[Begin]
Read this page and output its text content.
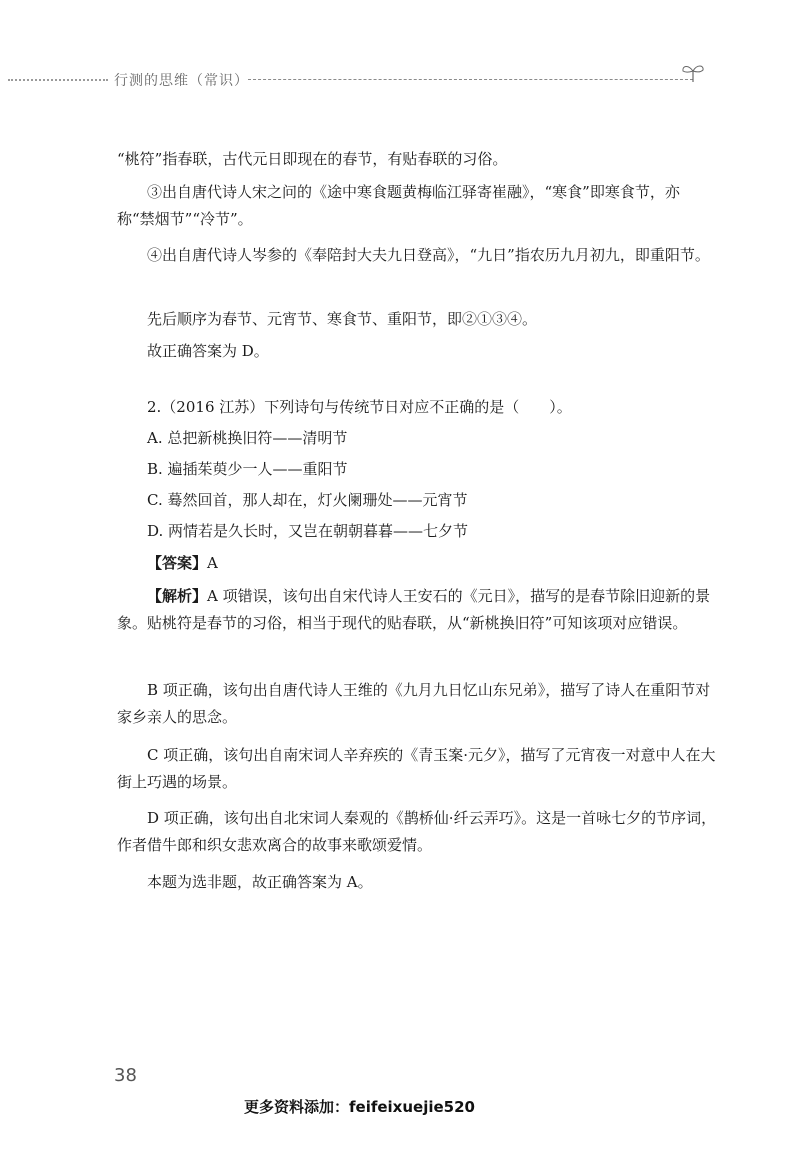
行测的思维（常识）

“桃符”指春联，古代元日即现在的春节，有贴春联的习俗。

③出自唐代诗人宋之问的《途中寒食题黄梅临江驿寄崔融》，“寒食”即寒食节，亦称“禁烟节”“冷节”。

④出自唐代诗人岑参的《奉陪封大夫九日登高》，“九日”指农历九月初九，即重阳节。

先后顺序为春节、元宵节、寒食节、重阳节，即②①③④。

故正确答案为 D。

2.（2016 江苏）下列诗句与传统节日对应不正确的是（　　）。

A. 总把新桃换旧符——清明节

B. 遍插茱萸少一人——重阳节

C. 蓦然回首，那人却在，灯火阑珊处——元宵节

D. 两情若是久长时，又岂在朝朝暮暮——七夕节

【答案】A

【解析】A 项错误，该句出自宋代诗人王安石的《元日》，描写的是春节除旧迎新的景象。贴桃符是春节的习俗，相当于现代的贴春联，从“新桃换旧符”可知该项对应错误。

B 项正确，该句出自唐代诗人王维的《九月九日忆山东兄弟》，描写了诗人在重阳节对家乡亲人的思念。

C 项正确，该句出自南宋词人辛弃疾的《青玉案·元夕》，描写了元宵夜一对意中人在大街上巧遇的场景。

D 项正确，该句出自北宋词人秦观的《鹊桥仙·纤云弄巧》。这是一首咏七夕的节序词，作者借牛郎和织女悲欢离合的故事来歌颂爱情。

本题为选非题，故正确答案为 A。

38
更多资料添加：feifeixuejie520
[End]
#### What this task involves:
Copy the material above in full and exactly, skipping pictures.

#### Result:
Read this page and output its text content.
行测的思维（常识）

“桃符”指春联，古代元日即现在的春节，有贴春联的习俗。

③出自唐代诗人宋之问的《途中寒食题黄梅临江驿寄崔融》，“寒食”即寒食节，亦称“禁烟节”“冷节”。

④出自唐代诗人岑参的《奉陪封大夫九日登高》，“九日”指农历九月初九，即重阳节。

先后顺序为春节、元宵节、寒食节、重阳节，即②①③④。

故正确答案为 D。

2.（2016 江苏）下列诗句与传统节日对应不正确的是（　　）。

A. 总把新桃换旧符——清明节

B. 遍插茱萸少一人——重阳节

C. 蓦然回首，那人却在，灯火阑珊处——元宵节

D. 两情若是久长时，又岂在朝朝暮暮——七夕节

【答案】A

【解析】A 项错误，该句出自宋代诗人王安石的《元日》，描写的是春节除旧迎新的景象。贴桃符是春节的习俗，相当于现代的贴春联，从“新桃换旧符”可知该项对应错误。

B 项正确，该句出自唐代诗人王维的《九月九日忆山东兄弟》，描写了诗人在重阳节对家乡亲人的思念。

C 项正确，该句出自南宋词人辛弃疾的《青玉案·元夕》，描写了元宵夜一对意中人在大街上巧遇的场景。

D 项正确，该句出自北宋词人秦观的《鹊桥仙·纤云弄巧》。这是一首咏七夕的节序词，作者借牛郎和织女悲欢离合的故事来歌颂爱情。

本题为选非题，故正确答案为 A。

38
更多资料添加：feifeixuejie520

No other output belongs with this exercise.